>> BEGIN DATA LINES

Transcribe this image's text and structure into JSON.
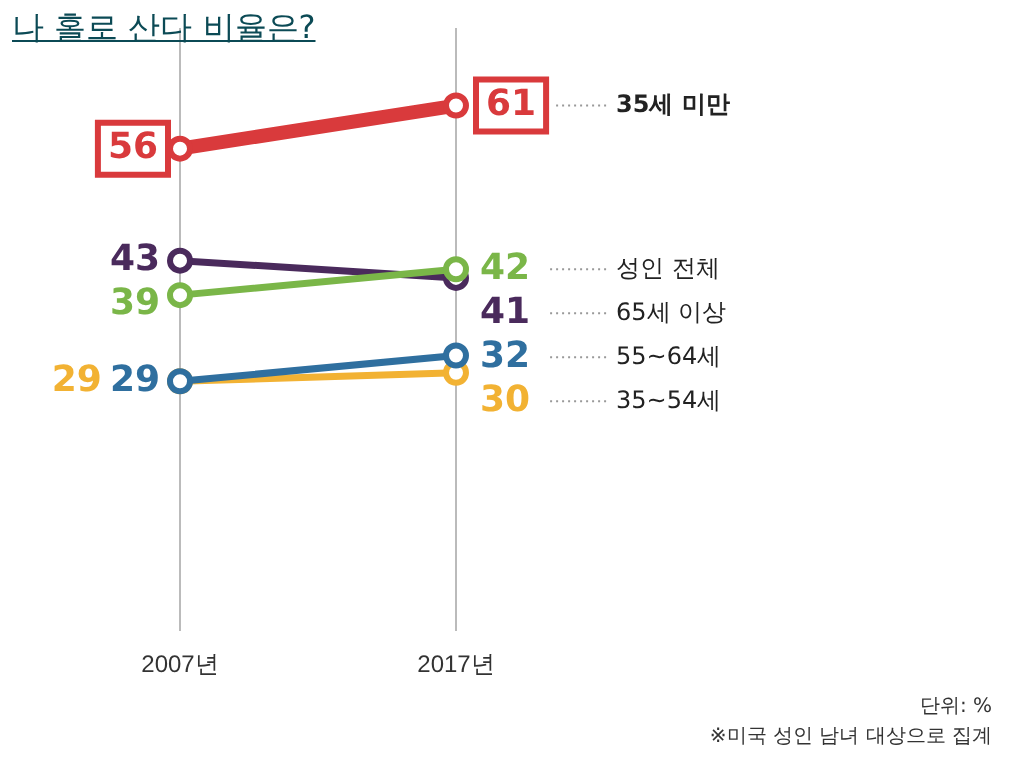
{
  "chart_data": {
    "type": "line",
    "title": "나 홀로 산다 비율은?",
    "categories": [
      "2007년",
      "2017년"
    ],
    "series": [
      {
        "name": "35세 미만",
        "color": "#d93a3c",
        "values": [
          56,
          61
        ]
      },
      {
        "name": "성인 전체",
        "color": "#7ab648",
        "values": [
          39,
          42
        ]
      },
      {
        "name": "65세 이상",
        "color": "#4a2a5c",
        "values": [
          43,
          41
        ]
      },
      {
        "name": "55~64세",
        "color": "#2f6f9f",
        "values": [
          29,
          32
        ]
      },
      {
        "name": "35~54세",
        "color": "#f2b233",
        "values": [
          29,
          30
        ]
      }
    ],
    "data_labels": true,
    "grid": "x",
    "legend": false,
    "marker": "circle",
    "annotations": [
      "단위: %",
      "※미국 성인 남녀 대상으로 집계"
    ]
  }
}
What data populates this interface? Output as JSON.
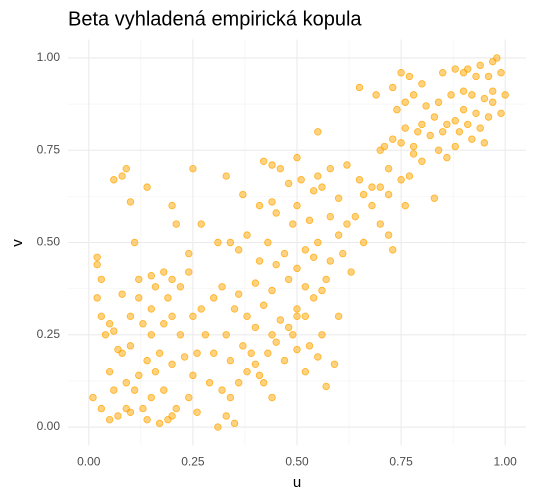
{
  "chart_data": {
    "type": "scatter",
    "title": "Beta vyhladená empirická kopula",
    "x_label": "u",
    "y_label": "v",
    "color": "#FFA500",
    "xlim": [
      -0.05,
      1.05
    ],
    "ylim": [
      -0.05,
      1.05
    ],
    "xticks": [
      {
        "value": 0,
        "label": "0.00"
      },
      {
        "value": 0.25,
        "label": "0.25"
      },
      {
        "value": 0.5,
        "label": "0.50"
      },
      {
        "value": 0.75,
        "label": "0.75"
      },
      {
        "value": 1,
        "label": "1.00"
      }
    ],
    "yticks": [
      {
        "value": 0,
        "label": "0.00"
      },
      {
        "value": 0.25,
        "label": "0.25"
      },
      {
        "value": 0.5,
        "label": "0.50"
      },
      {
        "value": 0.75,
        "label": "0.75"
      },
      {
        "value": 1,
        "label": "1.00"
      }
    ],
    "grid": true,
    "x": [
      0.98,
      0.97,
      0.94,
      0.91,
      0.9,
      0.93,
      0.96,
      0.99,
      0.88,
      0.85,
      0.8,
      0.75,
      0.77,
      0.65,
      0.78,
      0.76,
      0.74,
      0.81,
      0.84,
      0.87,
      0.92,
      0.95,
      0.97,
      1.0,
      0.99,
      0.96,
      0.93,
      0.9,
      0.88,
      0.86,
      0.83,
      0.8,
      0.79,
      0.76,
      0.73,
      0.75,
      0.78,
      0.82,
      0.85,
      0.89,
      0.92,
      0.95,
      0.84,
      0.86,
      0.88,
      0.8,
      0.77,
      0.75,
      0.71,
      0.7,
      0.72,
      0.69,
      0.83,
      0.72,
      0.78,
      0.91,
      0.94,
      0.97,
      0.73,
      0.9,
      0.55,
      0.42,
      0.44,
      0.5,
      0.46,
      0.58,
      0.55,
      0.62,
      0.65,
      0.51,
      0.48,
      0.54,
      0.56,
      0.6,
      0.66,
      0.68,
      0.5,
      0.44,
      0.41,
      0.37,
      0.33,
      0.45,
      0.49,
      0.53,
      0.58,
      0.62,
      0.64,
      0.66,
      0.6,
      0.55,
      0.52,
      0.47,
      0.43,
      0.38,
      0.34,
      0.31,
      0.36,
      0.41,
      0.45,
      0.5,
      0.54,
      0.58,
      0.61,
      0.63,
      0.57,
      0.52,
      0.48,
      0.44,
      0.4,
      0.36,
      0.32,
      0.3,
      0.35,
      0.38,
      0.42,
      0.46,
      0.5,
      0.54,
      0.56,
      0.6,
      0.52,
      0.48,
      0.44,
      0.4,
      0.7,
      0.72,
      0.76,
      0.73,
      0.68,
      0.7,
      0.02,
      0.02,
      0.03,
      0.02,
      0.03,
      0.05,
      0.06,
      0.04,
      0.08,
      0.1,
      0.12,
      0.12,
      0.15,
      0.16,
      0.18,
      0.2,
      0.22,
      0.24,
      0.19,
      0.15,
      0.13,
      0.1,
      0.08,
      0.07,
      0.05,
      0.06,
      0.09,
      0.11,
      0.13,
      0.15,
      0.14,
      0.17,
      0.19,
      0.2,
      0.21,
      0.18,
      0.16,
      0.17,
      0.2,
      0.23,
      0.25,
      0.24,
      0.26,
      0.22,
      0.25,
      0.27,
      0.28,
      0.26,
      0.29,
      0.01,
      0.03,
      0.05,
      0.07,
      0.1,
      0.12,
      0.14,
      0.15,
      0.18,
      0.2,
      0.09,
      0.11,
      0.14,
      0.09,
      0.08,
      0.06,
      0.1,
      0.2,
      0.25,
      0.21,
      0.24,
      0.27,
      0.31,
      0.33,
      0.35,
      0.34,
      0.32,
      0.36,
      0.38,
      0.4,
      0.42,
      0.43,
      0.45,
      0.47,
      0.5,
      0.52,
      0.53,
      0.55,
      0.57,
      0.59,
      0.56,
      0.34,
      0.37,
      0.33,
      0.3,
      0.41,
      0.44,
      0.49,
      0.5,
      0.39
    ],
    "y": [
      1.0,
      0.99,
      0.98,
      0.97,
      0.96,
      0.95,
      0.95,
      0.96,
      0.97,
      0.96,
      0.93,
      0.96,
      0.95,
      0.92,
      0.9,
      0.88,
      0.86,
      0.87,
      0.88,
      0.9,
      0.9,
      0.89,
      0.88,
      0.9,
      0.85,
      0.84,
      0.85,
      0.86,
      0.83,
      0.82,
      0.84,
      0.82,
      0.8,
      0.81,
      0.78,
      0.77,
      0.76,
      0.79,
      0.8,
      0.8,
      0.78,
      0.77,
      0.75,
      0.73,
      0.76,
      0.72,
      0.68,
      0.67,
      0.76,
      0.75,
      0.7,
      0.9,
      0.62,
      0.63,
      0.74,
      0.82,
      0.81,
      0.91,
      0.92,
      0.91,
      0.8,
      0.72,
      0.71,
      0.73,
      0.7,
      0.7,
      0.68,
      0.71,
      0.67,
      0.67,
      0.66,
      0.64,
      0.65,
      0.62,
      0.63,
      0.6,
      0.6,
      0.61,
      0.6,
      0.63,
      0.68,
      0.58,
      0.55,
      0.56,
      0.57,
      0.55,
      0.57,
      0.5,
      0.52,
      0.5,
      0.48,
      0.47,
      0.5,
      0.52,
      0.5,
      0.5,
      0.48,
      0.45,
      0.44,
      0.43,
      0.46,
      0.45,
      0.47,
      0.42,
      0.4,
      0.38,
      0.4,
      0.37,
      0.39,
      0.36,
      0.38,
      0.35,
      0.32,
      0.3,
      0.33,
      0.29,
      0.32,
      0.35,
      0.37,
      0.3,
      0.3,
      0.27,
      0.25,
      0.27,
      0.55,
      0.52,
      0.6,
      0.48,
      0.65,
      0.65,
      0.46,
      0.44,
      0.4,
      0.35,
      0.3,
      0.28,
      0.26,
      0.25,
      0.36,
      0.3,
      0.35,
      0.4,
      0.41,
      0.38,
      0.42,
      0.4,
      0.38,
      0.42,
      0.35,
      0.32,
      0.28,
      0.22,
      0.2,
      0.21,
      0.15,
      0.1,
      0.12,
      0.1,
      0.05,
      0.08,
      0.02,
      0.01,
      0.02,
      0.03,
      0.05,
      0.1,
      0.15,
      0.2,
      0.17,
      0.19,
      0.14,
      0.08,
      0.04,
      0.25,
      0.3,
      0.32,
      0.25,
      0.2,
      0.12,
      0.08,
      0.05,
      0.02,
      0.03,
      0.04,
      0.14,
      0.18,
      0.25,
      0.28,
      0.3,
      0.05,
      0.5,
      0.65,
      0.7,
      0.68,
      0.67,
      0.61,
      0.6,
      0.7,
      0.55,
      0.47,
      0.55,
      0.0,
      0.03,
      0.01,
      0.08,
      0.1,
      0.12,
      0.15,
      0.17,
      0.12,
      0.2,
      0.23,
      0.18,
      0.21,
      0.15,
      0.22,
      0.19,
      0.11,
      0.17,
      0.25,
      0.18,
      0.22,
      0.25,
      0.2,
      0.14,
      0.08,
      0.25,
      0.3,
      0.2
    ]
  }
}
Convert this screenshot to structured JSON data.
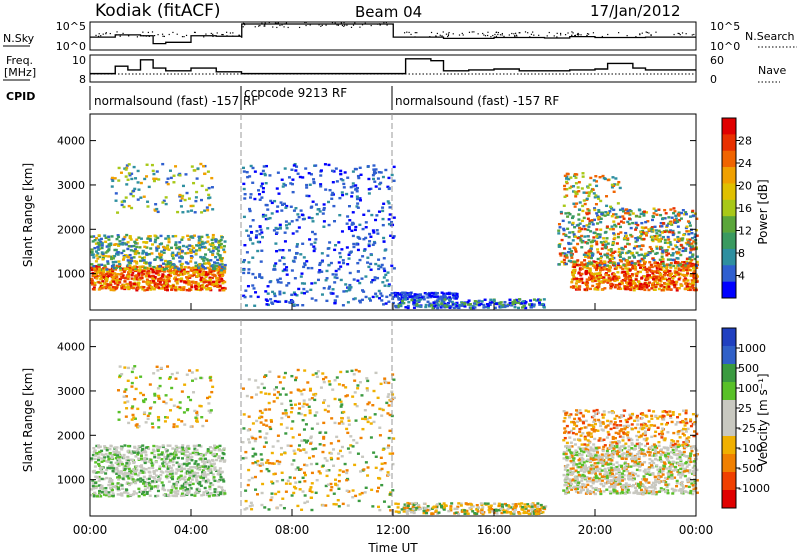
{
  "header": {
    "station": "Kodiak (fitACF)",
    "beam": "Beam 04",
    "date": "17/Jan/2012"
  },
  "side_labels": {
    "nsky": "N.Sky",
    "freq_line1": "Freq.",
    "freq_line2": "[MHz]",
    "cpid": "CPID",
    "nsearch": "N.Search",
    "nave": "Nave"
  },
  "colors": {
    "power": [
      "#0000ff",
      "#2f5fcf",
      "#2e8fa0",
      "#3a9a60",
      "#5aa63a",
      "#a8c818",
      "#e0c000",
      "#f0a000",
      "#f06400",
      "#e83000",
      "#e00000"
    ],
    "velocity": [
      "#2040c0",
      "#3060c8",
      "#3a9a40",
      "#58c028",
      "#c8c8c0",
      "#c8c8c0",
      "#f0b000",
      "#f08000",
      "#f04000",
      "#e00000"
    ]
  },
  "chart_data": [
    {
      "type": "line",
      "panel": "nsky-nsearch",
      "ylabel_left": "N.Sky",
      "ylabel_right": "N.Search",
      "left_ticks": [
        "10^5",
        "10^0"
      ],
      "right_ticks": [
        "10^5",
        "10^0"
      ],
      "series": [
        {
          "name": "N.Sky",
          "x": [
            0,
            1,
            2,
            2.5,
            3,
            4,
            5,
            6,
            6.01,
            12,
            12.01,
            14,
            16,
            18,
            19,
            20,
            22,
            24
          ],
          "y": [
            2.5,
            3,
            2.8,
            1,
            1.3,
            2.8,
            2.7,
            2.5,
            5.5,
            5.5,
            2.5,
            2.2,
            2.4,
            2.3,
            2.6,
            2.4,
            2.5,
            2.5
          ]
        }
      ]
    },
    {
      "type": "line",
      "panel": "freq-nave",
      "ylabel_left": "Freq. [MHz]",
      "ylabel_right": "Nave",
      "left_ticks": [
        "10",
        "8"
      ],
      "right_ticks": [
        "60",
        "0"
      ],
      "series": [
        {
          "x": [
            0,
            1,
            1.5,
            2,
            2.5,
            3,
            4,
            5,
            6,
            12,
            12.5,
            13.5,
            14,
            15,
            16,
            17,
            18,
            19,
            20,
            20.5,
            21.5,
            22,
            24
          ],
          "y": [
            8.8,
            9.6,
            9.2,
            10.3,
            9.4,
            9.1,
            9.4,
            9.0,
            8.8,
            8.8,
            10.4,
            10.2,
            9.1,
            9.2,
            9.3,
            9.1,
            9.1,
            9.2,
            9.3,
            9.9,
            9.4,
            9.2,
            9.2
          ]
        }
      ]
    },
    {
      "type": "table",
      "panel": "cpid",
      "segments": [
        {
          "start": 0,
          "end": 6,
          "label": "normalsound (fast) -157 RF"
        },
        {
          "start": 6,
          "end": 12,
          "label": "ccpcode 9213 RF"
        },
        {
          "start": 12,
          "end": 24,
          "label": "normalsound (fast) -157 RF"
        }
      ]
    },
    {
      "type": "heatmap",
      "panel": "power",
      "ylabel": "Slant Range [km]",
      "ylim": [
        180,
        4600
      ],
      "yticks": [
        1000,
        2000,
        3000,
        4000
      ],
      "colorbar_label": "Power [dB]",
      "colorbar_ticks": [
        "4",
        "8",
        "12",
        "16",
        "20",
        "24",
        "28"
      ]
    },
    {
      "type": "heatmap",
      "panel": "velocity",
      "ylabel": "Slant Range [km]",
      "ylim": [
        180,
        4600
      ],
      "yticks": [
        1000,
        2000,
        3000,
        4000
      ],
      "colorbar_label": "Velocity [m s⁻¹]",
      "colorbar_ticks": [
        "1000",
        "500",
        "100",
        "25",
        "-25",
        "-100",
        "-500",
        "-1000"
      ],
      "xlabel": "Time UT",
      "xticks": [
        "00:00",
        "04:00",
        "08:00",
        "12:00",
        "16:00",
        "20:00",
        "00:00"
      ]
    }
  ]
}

>> END DATA LINES

# EXERCISE DETAILS
Scan the lines for the string "panel". Pick out every line that has it.

# SOLUTION BELOW
      "panel": "nsky-nsearch",
      "panel": "freq-nave",
      "panel": "cpid",
      "panel": "power",
      "panel": "velocity",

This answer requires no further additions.